What is expected => From the listing below, pick out each line with the word "Difference".

---------- Given data ----------

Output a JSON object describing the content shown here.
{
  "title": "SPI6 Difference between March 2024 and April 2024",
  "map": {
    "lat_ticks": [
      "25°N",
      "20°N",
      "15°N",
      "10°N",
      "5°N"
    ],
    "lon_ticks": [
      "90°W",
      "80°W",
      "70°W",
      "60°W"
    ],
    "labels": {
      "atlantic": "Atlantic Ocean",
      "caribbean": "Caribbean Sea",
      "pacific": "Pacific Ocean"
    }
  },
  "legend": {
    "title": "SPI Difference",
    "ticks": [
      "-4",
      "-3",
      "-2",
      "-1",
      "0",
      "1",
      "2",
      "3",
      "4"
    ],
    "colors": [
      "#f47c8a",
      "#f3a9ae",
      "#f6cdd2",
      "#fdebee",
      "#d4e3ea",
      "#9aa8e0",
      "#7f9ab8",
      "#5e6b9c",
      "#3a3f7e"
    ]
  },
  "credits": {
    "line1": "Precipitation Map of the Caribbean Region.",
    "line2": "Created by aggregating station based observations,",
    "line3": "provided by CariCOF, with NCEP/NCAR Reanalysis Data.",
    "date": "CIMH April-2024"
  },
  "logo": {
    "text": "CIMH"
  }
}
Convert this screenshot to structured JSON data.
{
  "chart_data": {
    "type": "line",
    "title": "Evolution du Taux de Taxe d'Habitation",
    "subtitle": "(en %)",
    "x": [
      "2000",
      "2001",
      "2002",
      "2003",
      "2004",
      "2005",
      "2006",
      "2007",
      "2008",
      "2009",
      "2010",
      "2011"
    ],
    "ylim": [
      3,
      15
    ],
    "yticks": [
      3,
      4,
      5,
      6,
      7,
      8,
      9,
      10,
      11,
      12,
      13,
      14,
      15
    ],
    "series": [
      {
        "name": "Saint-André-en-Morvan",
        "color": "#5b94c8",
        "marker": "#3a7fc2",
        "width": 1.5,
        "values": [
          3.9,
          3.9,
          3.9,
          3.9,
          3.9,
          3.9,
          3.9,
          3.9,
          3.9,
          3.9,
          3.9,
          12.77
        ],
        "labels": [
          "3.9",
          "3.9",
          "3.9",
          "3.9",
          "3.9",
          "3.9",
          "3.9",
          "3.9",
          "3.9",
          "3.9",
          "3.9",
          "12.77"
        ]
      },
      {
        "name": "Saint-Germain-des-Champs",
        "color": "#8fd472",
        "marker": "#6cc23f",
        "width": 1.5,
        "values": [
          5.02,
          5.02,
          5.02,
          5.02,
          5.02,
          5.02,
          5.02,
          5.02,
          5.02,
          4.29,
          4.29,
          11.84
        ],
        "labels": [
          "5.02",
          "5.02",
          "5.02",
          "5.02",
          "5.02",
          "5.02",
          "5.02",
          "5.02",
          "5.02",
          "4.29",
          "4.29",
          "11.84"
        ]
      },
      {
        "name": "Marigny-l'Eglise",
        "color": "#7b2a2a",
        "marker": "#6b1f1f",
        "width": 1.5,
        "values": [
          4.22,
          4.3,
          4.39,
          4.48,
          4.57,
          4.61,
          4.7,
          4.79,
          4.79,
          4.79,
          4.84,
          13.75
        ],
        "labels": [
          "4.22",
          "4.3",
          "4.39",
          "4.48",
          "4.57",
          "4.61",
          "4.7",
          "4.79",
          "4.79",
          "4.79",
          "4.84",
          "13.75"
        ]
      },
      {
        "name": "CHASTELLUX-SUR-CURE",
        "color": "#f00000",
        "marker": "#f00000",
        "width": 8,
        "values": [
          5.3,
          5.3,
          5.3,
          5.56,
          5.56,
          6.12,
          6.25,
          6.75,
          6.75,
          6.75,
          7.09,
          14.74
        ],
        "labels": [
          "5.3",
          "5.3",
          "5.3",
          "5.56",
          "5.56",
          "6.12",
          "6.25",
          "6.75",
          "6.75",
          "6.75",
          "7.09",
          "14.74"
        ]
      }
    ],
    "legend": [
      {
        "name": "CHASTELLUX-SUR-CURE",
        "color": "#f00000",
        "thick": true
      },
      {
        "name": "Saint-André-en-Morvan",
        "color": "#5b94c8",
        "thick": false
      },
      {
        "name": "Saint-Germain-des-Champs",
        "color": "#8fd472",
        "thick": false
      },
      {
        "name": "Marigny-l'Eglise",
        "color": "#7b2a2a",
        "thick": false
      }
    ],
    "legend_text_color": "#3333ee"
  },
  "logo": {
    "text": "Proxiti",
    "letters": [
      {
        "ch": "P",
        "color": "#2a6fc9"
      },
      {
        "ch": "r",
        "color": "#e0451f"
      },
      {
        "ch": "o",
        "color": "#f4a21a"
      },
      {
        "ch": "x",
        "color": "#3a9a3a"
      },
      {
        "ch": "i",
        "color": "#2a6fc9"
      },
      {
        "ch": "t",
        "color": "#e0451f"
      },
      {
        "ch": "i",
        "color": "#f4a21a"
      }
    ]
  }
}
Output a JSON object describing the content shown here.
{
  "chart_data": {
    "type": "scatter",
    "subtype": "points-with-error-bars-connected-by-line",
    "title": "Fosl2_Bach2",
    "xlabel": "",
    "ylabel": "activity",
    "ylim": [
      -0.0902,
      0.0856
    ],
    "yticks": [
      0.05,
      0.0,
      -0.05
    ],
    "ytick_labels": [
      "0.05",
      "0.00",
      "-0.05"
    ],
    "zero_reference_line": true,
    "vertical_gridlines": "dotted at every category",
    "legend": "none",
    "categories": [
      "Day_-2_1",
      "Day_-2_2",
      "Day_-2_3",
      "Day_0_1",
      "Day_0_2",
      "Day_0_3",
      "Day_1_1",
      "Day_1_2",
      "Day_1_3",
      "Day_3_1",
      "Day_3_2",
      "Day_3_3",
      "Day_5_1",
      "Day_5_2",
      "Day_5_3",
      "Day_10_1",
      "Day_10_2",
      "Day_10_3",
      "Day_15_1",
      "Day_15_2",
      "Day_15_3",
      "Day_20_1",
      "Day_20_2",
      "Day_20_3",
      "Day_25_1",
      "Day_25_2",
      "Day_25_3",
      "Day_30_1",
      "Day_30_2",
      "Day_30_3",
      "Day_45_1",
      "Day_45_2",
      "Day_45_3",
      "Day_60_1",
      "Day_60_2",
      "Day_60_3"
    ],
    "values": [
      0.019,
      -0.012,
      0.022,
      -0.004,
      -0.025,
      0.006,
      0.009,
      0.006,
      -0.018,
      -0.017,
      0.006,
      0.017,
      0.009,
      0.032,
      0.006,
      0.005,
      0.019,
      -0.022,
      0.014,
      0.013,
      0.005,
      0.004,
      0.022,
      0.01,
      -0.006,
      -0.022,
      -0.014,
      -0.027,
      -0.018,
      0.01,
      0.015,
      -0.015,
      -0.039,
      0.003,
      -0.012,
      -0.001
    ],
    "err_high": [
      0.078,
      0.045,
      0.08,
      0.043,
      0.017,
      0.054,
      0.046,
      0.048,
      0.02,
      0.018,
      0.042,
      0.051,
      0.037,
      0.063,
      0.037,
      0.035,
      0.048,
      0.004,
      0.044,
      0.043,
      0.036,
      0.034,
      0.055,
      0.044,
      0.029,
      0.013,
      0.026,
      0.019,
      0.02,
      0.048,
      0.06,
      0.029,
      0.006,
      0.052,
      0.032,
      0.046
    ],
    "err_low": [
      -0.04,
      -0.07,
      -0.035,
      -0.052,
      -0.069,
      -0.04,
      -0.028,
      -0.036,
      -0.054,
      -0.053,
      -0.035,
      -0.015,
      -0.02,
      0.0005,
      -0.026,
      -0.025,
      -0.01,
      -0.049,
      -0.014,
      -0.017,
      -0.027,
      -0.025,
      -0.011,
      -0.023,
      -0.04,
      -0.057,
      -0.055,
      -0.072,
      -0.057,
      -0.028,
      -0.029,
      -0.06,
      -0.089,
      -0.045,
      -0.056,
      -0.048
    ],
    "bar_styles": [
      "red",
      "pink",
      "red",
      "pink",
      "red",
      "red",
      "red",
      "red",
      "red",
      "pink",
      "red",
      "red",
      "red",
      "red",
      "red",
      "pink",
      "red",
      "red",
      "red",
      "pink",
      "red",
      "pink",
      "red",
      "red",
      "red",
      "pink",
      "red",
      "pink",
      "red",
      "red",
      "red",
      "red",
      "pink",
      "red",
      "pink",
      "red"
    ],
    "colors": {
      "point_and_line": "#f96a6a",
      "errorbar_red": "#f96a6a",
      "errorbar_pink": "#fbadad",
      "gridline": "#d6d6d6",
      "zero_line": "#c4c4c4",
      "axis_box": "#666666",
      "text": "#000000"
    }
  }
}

----------

Solution =>
  "title": "SPI6 Difference between March 2024 and April 2024",
    "title": "SPI Difference",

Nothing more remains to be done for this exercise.